Required work: Records follow. Select each line holding "Ленина".

Records:
===============

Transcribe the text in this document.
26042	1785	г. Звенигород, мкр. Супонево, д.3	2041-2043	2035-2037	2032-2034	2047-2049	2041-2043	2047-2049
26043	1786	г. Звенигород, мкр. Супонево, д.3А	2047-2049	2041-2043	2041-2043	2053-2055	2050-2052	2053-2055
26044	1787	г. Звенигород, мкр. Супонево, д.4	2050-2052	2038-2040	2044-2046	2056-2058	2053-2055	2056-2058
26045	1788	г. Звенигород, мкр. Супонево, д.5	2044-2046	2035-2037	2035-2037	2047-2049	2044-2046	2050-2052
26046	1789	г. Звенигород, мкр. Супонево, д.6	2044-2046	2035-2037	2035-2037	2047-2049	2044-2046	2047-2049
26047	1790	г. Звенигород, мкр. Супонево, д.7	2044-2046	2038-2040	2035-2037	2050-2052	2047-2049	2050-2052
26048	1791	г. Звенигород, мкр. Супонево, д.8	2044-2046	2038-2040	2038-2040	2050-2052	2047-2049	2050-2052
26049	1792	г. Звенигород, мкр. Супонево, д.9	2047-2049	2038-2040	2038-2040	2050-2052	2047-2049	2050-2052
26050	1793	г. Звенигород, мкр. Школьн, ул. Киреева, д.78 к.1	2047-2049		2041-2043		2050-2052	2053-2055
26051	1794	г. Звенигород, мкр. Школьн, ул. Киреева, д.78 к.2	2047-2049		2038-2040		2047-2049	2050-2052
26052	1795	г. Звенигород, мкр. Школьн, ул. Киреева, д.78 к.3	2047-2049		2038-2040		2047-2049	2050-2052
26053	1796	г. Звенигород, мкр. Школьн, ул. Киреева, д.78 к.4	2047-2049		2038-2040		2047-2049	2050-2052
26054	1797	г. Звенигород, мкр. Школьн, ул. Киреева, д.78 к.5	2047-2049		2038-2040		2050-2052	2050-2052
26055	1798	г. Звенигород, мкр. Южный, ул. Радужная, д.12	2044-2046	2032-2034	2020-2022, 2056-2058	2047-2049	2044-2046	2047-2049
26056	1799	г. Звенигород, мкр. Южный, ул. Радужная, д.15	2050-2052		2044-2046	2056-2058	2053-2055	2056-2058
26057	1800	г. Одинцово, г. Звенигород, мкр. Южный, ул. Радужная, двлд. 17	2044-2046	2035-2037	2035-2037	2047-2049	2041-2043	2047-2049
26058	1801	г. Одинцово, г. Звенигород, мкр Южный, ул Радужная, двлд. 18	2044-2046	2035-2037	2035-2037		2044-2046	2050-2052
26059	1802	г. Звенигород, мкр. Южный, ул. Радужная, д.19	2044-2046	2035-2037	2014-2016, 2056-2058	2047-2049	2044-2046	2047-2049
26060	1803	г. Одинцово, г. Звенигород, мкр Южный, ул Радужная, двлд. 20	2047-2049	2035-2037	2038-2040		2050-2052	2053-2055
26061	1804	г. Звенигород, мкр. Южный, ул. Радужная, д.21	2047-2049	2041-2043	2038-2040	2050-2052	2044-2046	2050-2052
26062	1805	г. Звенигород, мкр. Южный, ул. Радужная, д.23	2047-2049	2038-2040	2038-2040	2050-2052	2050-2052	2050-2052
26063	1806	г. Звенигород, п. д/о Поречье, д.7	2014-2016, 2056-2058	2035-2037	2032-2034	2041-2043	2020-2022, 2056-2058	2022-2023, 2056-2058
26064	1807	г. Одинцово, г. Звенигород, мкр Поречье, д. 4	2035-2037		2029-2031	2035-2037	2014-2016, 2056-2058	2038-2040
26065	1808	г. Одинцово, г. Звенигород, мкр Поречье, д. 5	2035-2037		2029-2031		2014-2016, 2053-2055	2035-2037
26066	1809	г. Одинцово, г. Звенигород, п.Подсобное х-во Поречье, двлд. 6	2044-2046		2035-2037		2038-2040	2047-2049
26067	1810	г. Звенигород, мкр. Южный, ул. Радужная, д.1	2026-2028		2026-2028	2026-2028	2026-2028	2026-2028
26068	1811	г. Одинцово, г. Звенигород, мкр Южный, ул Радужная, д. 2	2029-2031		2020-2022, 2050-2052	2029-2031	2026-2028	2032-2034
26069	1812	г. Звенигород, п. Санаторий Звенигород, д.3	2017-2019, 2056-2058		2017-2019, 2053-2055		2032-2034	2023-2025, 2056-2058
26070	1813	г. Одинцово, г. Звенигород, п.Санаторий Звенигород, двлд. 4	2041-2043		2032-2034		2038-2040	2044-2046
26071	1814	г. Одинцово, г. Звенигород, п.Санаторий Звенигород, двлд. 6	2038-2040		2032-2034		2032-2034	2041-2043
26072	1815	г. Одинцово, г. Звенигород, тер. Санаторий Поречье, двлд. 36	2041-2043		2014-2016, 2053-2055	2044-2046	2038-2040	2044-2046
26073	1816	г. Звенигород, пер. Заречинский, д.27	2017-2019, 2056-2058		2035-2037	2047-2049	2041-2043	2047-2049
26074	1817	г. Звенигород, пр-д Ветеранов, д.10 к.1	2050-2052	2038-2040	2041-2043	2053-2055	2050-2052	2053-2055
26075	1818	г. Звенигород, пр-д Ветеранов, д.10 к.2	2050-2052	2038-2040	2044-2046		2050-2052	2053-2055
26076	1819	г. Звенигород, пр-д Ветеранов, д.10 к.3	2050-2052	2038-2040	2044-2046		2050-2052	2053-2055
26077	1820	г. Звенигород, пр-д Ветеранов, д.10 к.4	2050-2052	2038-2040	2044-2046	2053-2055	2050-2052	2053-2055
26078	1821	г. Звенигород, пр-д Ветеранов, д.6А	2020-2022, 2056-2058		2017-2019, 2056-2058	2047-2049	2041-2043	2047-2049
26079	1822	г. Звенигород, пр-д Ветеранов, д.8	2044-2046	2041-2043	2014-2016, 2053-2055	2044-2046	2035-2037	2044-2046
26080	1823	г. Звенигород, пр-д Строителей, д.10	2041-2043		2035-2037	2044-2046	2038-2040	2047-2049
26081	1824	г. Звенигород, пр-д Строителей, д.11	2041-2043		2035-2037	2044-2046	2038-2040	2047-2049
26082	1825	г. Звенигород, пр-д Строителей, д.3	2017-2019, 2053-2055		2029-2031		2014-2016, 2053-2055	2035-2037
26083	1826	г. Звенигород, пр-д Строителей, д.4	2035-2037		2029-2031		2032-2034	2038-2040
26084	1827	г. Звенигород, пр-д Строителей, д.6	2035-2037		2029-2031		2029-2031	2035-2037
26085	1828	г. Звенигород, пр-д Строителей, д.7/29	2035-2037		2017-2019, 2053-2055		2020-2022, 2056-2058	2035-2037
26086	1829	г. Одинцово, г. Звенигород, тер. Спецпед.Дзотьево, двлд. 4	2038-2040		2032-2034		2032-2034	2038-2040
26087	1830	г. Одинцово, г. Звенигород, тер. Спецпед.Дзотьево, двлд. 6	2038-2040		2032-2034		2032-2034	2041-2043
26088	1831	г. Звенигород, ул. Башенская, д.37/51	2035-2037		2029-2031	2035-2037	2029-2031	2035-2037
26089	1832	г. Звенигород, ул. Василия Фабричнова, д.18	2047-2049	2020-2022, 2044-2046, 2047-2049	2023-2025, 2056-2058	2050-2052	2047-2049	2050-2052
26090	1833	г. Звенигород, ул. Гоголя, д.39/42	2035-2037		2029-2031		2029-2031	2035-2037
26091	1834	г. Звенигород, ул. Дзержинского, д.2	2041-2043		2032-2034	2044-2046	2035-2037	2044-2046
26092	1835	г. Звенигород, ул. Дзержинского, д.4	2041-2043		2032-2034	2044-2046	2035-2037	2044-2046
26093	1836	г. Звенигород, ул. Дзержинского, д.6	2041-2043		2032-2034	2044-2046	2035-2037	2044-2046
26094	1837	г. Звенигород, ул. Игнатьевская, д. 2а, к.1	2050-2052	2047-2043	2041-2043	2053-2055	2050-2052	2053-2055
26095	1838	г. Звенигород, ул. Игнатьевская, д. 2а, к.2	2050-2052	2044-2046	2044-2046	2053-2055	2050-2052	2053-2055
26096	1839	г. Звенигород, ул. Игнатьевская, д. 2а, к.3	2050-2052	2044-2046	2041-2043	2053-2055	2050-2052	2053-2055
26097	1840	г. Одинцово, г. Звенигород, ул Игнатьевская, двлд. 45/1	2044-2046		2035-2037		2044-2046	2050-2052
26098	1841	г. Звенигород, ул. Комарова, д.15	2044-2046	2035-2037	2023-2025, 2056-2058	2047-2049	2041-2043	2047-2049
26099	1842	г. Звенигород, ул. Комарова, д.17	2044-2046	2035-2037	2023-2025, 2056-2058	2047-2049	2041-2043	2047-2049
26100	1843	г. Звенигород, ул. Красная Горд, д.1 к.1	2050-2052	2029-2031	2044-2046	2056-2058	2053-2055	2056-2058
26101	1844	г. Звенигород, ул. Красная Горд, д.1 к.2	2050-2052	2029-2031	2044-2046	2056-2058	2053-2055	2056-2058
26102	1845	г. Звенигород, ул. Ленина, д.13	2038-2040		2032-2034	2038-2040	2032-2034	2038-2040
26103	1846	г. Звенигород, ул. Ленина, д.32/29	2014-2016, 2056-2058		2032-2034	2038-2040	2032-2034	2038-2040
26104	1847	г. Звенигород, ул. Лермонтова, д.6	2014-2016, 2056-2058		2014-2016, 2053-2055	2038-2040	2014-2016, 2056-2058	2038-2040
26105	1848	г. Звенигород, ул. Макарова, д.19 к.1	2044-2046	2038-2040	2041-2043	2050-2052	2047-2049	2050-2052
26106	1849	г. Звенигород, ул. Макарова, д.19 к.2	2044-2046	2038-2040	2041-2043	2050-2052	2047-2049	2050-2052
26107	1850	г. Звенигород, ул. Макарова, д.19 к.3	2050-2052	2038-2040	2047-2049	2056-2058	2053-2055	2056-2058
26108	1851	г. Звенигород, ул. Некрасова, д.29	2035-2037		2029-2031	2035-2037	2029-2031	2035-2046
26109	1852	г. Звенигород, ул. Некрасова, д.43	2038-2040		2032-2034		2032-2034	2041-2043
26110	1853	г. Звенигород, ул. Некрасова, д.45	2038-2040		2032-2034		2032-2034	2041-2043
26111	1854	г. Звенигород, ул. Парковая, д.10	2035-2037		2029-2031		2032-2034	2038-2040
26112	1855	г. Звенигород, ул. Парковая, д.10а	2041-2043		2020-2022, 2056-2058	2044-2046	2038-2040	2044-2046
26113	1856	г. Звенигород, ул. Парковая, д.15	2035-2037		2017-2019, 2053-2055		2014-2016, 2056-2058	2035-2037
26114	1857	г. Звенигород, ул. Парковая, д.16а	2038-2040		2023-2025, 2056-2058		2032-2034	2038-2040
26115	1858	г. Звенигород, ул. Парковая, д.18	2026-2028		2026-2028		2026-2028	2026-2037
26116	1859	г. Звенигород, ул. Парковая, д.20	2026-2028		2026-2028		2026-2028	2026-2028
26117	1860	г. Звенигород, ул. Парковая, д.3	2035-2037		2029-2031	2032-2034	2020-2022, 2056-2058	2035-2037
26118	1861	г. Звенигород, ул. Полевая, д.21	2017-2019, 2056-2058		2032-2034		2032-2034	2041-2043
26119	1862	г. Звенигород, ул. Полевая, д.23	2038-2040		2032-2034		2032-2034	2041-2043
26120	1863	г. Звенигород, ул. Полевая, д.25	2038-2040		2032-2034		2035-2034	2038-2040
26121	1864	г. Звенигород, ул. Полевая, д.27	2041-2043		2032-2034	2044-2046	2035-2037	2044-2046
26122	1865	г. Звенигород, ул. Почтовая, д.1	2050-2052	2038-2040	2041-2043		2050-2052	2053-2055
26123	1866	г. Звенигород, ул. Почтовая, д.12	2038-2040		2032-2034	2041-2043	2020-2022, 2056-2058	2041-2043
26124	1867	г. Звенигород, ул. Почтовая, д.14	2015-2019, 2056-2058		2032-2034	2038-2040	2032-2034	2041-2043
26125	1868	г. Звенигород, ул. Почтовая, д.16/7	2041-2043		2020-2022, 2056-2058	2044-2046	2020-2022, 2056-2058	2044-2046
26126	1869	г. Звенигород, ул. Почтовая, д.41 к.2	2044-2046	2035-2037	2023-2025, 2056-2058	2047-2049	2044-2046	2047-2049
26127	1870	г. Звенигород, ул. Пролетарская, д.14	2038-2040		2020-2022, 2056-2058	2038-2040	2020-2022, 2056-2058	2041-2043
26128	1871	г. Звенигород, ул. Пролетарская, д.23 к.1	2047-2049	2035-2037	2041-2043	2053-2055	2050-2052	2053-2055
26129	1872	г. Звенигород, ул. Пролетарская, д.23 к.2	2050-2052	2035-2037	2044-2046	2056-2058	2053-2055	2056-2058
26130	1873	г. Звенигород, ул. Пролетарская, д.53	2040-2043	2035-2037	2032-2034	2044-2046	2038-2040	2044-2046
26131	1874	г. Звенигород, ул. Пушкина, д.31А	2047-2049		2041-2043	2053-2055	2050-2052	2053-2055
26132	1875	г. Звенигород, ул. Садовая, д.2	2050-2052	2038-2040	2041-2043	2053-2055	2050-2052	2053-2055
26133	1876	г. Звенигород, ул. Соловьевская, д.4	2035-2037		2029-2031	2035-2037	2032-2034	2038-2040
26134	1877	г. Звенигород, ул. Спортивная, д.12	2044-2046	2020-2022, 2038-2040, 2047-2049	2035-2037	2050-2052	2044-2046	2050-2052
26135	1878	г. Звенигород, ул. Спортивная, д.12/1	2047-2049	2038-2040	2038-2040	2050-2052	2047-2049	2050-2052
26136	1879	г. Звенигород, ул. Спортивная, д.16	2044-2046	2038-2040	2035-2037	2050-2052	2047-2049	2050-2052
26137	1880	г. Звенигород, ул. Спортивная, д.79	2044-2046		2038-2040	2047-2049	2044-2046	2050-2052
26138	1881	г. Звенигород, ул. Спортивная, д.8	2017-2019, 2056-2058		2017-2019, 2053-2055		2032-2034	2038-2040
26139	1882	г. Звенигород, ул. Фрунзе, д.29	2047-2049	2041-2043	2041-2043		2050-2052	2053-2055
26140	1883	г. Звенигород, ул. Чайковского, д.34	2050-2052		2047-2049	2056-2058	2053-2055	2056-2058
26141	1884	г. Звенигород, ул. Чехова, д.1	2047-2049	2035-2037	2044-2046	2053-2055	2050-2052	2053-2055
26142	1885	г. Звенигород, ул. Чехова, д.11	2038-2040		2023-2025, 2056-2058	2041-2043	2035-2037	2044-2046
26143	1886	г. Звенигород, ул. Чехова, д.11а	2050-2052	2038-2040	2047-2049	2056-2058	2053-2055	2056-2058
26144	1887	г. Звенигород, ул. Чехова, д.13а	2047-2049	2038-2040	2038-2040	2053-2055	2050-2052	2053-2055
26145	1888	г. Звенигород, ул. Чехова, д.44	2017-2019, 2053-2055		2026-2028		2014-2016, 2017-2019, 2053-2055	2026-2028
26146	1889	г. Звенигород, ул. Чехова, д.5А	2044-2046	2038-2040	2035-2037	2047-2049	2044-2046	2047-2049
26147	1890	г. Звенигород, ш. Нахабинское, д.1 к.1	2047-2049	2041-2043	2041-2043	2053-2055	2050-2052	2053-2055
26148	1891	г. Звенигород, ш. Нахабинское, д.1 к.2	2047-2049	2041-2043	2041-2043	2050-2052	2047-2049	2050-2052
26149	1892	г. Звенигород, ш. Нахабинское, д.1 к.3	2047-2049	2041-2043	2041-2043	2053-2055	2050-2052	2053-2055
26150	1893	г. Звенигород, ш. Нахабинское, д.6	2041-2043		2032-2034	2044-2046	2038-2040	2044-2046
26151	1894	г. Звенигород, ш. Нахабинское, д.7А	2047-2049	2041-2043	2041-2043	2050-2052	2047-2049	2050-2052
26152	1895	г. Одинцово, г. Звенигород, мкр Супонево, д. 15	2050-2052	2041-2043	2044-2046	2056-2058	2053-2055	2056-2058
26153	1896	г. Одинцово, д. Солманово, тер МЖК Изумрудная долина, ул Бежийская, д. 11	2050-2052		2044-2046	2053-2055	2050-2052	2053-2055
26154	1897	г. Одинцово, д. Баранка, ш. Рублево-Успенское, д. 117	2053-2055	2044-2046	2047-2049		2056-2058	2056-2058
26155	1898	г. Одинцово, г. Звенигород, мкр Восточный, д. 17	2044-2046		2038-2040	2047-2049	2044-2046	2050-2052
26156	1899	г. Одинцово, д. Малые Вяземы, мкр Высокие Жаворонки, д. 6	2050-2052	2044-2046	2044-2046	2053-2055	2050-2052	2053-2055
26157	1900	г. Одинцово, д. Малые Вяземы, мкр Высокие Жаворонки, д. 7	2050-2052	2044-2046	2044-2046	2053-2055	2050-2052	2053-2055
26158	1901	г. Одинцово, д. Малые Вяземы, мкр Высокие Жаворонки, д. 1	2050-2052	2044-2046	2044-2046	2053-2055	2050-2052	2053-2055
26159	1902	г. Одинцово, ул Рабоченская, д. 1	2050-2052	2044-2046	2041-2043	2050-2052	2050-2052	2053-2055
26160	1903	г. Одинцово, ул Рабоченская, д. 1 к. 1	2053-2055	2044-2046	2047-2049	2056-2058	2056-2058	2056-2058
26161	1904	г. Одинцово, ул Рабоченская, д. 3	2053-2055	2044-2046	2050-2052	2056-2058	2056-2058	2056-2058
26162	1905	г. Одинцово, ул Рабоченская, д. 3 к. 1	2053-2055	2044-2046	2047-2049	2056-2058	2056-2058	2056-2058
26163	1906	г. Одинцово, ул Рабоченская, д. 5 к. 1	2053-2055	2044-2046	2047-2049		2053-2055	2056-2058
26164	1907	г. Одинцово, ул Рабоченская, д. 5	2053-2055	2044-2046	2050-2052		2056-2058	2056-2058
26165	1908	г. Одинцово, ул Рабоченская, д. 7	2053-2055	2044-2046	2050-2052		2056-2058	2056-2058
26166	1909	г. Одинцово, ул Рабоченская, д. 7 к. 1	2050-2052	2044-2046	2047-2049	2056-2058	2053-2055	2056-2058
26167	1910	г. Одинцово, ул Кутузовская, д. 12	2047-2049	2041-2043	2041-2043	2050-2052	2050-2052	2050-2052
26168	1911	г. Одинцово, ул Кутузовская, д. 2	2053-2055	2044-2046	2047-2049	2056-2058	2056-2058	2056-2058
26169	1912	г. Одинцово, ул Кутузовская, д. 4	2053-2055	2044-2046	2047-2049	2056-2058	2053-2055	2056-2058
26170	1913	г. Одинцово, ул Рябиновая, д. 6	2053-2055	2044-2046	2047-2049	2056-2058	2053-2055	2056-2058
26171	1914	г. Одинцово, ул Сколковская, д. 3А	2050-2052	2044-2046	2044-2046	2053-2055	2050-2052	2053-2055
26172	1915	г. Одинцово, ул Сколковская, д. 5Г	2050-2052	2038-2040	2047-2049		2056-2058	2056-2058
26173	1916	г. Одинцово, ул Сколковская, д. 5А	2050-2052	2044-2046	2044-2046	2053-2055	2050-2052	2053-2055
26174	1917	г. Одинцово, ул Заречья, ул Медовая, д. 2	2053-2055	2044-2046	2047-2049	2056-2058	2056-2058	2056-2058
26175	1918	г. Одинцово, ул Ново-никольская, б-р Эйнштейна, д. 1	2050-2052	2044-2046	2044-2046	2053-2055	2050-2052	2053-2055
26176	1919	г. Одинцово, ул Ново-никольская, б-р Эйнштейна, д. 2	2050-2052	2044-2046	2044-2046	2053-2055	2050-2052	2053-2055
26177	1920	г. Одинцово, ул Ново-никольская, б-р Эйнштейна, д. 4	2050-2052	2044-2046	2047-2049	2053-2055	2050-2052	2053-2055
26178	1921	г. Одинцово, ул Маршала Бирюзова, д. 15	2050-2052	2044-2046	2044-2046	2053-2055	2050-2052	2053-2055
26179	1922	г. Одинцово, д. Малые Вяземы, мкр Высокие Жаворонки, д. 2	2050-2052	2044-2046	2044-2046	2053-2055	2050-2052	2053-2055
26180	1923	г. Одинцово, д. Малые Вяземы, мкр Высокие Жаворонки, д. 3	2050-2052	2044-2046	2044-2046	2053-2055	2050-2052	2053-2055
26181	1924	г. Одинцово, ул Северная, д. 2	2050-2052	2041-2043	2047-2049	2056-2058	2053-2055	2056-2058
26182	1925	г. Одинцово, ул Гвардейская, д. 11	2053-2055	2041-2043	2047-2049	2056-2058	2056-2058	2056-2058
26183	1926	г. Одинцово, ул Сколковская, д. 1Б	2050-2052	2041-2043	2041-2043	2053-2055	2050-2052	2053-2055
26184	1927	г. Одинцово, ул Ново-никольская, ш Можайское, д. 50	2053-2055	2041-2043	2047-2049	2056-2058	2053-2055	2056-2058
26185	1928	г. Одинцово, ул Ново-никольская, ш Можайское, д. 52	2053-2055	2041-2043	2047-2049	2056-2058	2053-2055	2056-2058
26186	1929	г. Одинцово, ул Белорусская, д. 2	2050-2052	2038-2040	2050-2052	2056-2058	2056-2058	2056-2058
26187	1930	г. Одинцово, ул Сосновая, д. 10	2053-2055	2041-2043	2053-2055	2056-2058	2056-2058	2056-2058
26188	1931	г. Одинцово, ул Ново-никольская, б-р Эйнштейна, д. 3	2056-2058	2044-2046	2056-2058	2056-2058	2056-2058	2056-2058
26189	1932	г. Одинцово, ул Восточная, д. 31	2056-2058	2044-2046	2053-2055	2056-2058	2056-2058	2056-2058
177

===============

Problem solution:
26102	1845	г. Звенигород, ул. Ленина, д.13	2038-2040		2032-2034	2038-2040	2032-2034	2038-2040
26103	1846	г. Звенигород, ул. Ленина, д.32/29	2014-2016, 2056-2058		2032-2034	2038-2040	2032-2034	2038-2040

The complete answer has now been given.